GIVEN INSTRUCTION | Can you copy out the data exactly? Leave the images out.

##### DATA TO USE

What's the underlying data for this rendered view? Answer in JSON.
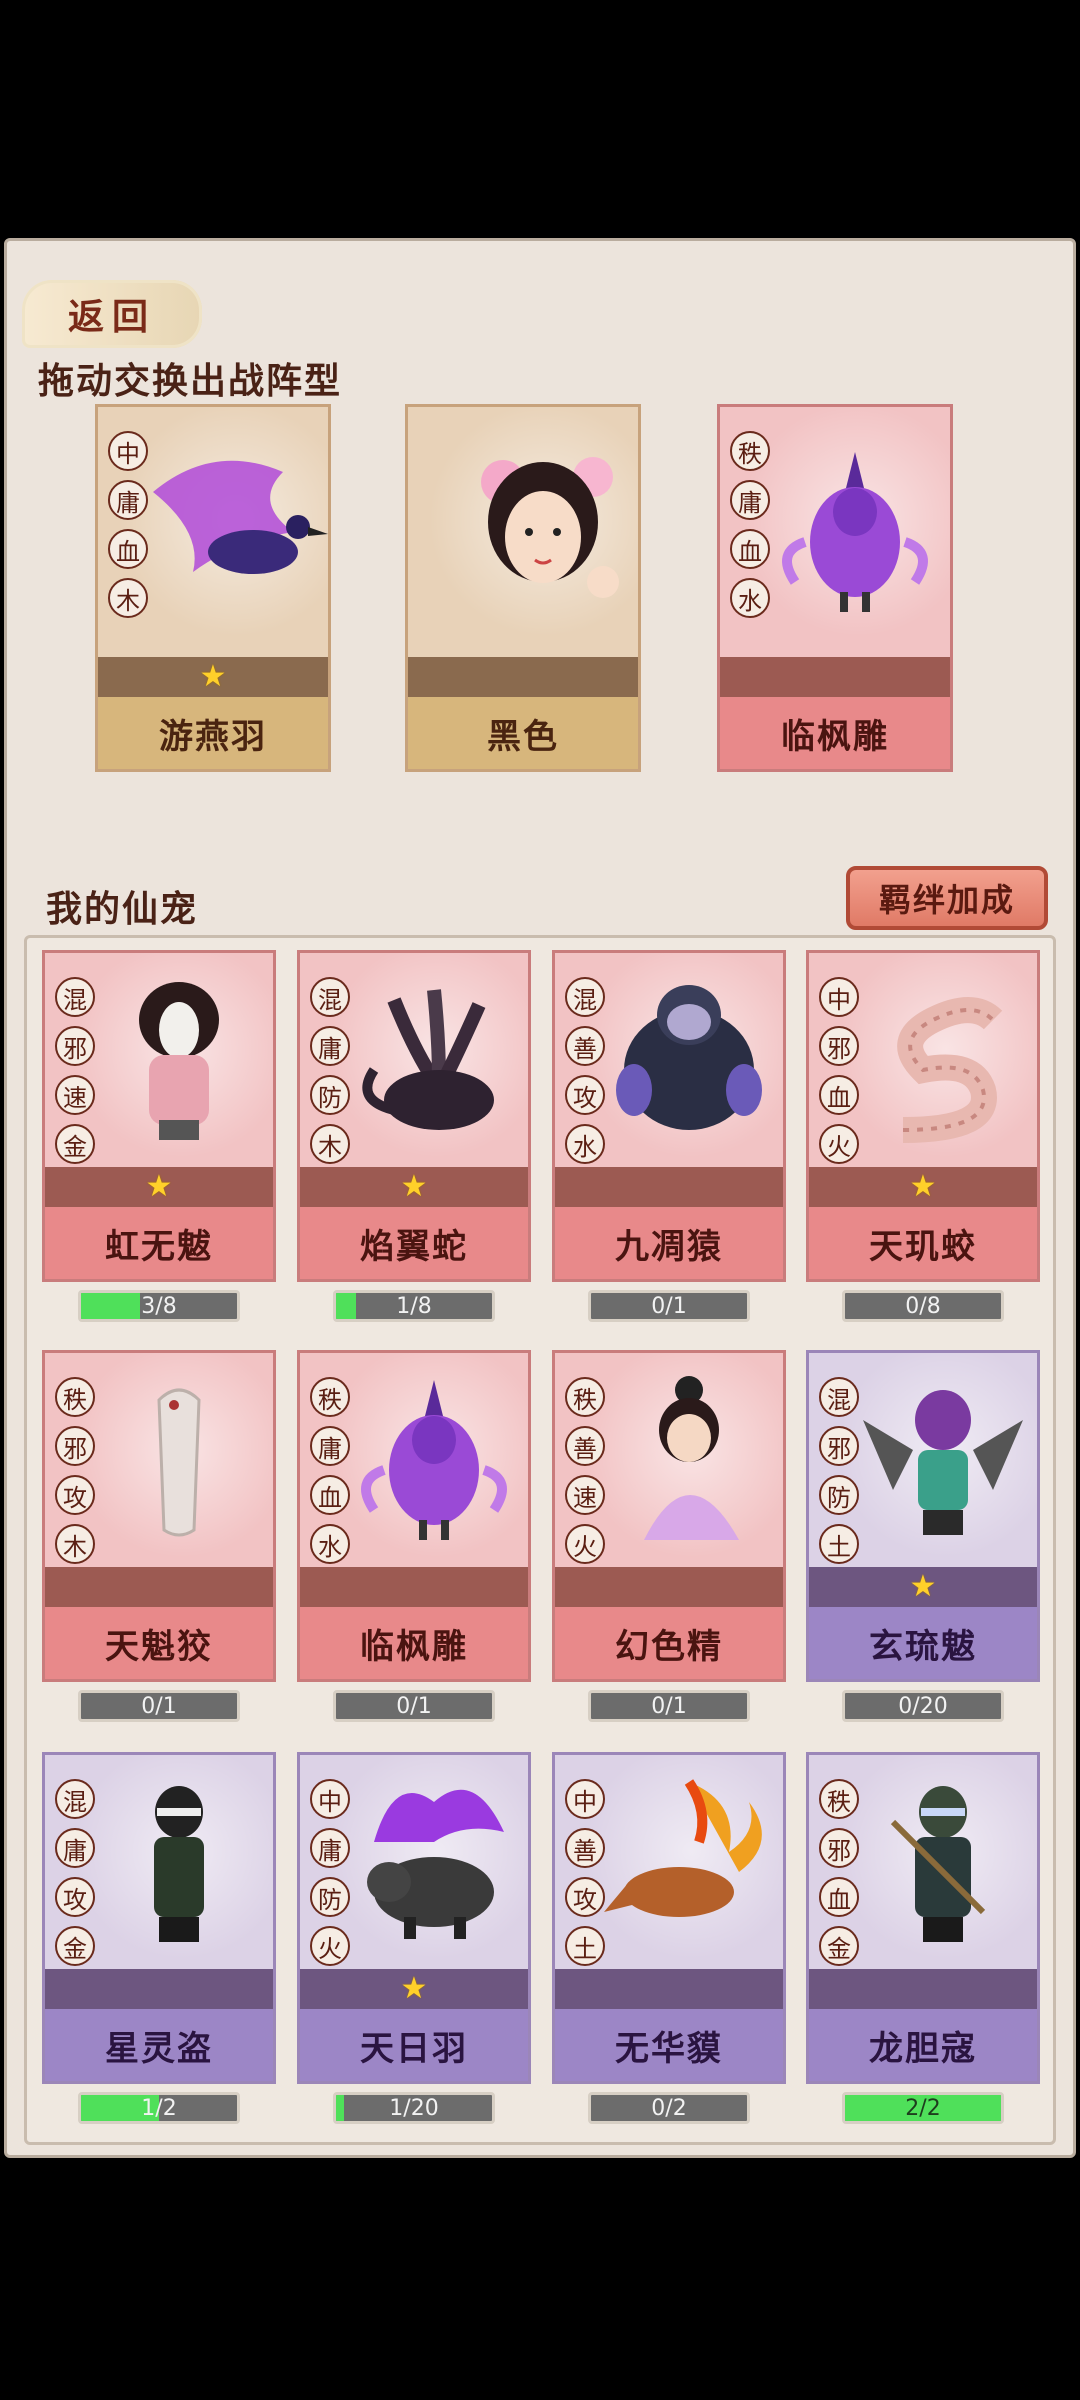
{
  "header": {
    "back_label": "返回"
  },
  "formation": {
    "title": "拖动交换出战阵型",
    "cards": [
      {
        "name": "游燕羽",
        "traits": [
          "中",
          "庸",
          "血",
          "木"
        ],
        "stars": 1,
        "theme": "tan",
        "art": "purple-bird"
      },
      {
        "name": "黑色",
        "traits": [],
        "stars": 0,
        "theme": "tan",
        "art": "portrait"
      },
      {
        "name": "临枫雕",
        "traits": [
          "秩",
          "庸",
          "血",
          "水"
        ],
        "stars": 0,
        "theme": "pink",
        "art": "purple-eagle"
      }
    ]
  },
  "pets": {
    "title": "我的仙宠",
    "bond_button": "羁绊加成",
    "cards": [
      {
        "name": "虹无魃",
        "traits": [
          "混",
          "邪",
          "速",
          "金"
        ],
        "stars": 1,
        "theme": "pink",
        "progress": "3/8",
        "fill": 0.375,
        "art": "ghost"
      },
      {
        "name": "焰翼蛇",
        "traits": [
          "混",
          "庸",
          "防",
          "木"
        ],
        "stars": 1,
        "theme": "pink",
        "progress": "1/8",
        "fill": 0.125,
        "art": "hydra"
      },
      {
        "name": "九凋猿",
        "traits": [
          "混",
          "善",
          "攻",
          "水"
        ],
        "stars": 0,
        "theme": "pink",
        "progress": "0/1",
        "fill": 0,
        "art": "ape"
      },
      {
        "name": "天玑蛟",
        "traits": [
          "中",
          "邪",
          "血",
          "火"
        ],
        "stars": 1,
        "theme": "pink",
        "progress": "0/8",
        "fill": 0,
        "art": "serpent"
      },
      {
        "name": "天魁狡",
        "traits": [
          "秩",
          "邪",
          "攻",
          "木"
        ],
        "stars": 0,
        "theme": "pink",
        "progress": "0/1",
        "fill": 0,
        "art": "worm"
      },
      {
        "name": "临枫雕",
        "traits": [
          "秩",
          "庸",
          "血",
          "水"
        ],
        "stars": 0,
        "theme": "pink",
        "progress": "0/1",
        "fill": 0,
        "art": "purple-eagle"
      },
      {
        "name": "幻色精",
        "traits": [
          "秩",
          "善",
          "速",
          "火"
        ],
        "stars": 0,
        "theme": "pink",
        "progress": "0/1",
        "fill": 0,
        "art": "girl"
      },
      {
        "name": "玄琉魃",
        "traits": [
          "混",
          "邪",
          "防",
          "土"
        ],
        "stars": 1,
        "theme": "purple",
        "progress": "0/20",
        "fill": 0,
        "art": "demon"
      },
      {
        "name": "星灵盗",
        "traits": [
          "混",
          "庸",
          "攻",
          "金"
        ],
        "stars": 0,
        "theme": "purple",
        "progress": "1/2",
        "fill": 0.5,
        "art": "ninja"
      },
      {
        "name": "天日羽",
        "traits": [
          "中",
          "庸",
          "防",
          "火"
        ],
        "stars": 1,
        "theme": "purple",
        "progress": "1/20",
        "fill": 0.05,
        "art": "boar"
      },
      {
        "name": "无华貘",
        "traits": [
          "中",
          "善",
          "攻",
          "土"
        ],
        "stars": 0,
        "theme": "purple",
        "progress": "0/2",
        "fill": 0,
        "art": "fox"
      },
      {
        "name": "龙胆寇",
        "traits": [
          "秩",
          "邪",
          "血",
          "金"
        ],
        "stars": 0,
        "theme": "purple",
        "progress": "2/2",
        "fill": 1,
        "art": "ninja2"
      }
    ]
  },
  "colors": {
    "panel": "#ece4dc",
    "title": "#4a2216",
    "progress_fill": "#4fe05a"
  }
}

##########

THE COMPLETED TASK |
What's the underlying data for this rendered view? Answer in JSON.
{
  "header": {
    "back_label": "返回"
  },
  "formation": {
    "title": "拖动交换出战阵型",
    "cards": [
      {
        "name": "游燕羽",
        "traits": [
          "中",
          "庸",
          "血",
          "木"
        ],
        "stars": 1,
        "theme": "tan",
        "art": "purple-bird"
      },
      {
        "name": "黑色",
        "traits": [],
        "stars": 0,
        "theme": "tan",
        "art": "portrait"
      },
      {
        "name": "临枫雕",
        "traits": [
          "秩",
          "庸",
          "血",
          "水"
        ],
        "stars": 0,
        "theme": "pink",
        "art": "purple-eagle"
      }
    ]
  },
  "pets": {
    "title": "我的仙宠",
    "bond_button": "羁绊加成",
    "cards": [
      {
        "name": "虹无魃",
        "traits": [
          "混",
          "邪",
          "速",
          "金"
        ],
        "stars": 1,
        "theme": "pink",
        "progress": "3/8",
        "fill": 0.375,
        "art": "ghost"
      },
      {
        "name": "焰翼蛇",
        "traits": [
          "混",
          "庸",
          "防",
          "木"
        ],
        "stars": 1,
        "theme": "pink",
        "progress": "1/8",
        "fill": 0.125,
        "art": "hydra"
      },
      {
        "name": "九凋猿",
        "traits": [
          "混",
          "善",
          "攻",
          "水"
        ],
        "stars": 0,
        "theme": "pink",
        "progress": "0/1",
        "fill": 0,
        "art": "ape"
      },
      {
        "name": "天玑蛟",
        "traits": [
          "中",
          "邪",
          "血",
          "火"
        ],
        "stars": 1,
        "theme": "pink",
        "progress": "0/8",
        "fill": 0,
        "art": "serpent"
      },
      {
        "name": "天魁狡",
        "traits": [
          "秩",
          "邪",
          "攻",
          "木"
        ],
        "stars": 0,
        "theme": "pink",
        "progress": "0/1",
        "fill": 0,
        "art": "worm"
      },
      {
        "name": "临枫雕",
        "traits": [
          "秩",
          "庸",
          "血",
          "水"
        ],
        "stars": 0,
        "theme": "pink",
        "progress": "0/1",
        "fill": 0,
        "art": "purple-eagle"
      },
      {
        "name": "幻色精",
        "traits": [
          "秩",
          "善",
          "速",
          "火"
        ],
        "stars": 0,
        "theme": "pink",
        "progress": "0/1",
        "fill": 0,
        "art": "girl"
      },
      {
        "name": "玄琉魃",
        "traits": [
          "混",
          "邪",
          "防",
          "土"
        ],
        "stars": 1,
        "theme": "purple",
        "progress": "0/20",
        "fill": 0,
        "art": "demon"
      },
      {
        "name": "星灵盗",
        "traits": [
          "混",
          "庸",
          "攻",
          "金"
        ],
        "stars": 0,
        "theme": "purple",
        "progress": "1/2",
        "fill": 0.5,
        "art": "ninja"
      },
      {
        "name": "天日羽",
        "traits": [
          "中",
          "庸",
          "防",
          "火"
        ],
        "stars": 1,
        "theme": "purple",
        "progress": "1/20",
        "fill": 0.05,
        "art": "boar"
      },
      {
        "name": "无华貘",
        "traits": [
          "中",
          "善",
          "攻",
          "土"
        ],
        "stars": 0,
        "theme": "purple",
        "progress": "0/2",
        "fill": 0,
        "art": "fox"
      },
      {
        "name": "龙胆寇",
        "traits": [
          "秩",
          "邪",
          "血",
          "金"
        ],
        "stars": 0,
        "theme": "purple",
        "progress": "2/2",
        "fill": 1,
        "art": "ninja2"
      }
    ]
  },
  "colors": {
    "panel": "#ece4dc",
    "title": "#4a2216",
    "progress_fill": "#4fe05a"
  }
}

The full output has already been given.